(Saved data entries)
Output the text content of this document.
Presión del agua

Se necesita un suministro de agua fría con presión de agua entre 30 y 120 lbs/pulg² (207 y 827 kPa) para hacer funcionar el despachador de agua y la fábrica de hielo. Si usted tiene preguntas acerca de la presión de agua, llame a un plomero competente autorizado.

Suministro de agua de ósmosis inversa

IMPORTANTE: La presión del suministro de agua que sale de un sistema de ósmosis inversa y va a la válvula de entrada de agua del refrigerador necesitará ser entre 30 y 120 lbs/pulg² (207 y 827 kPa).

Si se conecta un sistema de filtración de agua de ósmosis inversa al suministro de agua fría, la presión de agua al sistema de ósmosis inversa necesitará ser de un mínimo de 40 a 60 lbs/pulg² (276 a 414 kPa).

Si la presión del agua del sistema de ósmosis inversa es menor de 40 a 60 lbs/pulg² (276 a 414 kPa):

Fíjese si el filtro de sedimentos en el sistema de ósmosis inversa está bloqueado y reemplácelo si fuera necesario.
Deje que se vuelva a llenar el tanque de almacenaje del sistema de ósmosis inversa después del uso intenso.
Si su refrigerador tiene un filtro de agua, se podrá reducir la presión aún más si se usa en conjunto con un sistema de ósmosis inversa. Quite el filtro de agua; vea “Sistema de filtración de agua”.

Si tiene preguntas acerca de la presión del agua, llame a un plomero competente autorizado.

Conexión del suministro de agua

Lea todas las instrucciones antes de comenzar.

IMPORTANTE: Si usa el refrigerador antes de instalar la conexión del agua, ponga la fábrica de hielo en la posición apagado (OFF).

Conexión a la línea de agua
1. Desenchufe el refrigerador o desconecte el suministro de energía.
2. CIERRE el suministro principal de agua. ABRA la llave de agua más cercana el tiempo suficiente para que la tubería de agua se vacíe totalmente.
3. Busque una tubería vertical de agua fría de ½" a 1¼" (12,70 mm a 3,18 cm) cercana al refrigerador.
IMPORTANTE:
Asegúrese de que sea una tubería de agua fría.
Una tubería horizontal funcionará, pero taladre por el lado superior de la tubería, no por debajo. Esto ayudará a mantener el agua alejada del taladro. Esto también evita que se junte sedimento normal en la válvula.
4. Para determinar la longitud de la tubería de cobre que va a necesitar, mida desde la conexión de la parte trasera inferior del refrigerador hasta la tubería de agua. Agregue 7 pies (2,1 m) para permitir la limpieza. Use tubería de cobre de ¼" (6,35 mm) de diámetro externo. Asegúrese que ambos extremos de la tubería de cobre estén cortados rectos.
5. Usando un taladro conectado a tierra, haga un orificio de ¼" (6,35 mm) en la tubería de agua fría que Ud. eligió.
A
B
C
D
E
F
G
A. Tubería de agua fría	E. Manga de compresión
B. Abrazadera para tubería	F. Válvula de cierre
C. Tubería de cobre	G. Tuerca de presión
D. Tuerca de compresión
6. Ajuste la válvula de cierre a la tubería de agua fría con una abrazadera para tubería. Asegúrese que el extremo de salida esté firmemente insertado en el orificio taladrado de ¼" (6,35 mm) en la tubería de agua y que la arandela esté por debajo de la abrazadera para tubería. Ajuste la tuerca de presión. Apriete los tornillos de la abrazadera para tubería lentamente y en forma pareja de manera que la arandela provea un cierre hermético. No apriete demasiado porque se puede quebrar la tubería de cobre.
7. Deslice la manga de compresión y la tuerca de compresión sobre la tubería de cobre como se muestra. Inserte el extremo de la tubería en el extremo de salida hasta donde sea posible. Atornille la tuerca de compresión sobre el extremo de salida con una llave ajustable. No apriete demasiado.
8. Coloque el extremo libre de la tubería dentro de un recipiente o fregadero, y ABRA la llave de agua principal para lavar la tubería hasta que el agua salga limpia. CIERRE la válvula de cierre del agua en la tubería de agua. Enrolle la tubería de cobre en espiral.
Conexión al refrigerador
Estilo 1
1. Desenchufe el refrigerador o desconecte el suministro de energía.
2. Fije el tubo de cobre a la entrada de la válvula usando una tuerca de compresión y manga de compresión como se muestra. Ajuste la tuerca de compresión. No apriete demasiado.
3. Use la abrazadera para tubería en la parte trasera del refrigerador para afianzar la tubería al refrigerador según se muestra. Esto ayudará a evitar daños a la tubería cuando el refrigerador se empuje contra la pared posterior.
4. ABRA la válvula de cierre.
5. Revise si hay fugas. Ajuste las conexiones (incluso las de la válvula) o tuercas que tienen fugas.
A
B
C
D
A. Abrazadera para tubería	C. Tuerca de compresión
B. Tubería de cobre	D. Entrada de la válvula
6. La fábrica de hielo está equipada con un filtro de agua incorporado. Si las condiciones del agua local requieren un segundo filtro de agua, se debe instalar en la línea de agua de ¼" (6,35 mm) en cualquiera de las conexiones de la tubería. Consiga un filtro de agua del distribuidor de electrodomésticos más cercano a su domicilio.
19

_Task details_:
Exactly how many lines contain "cercana"? State the number and nothing else.

_Response to the task_:
2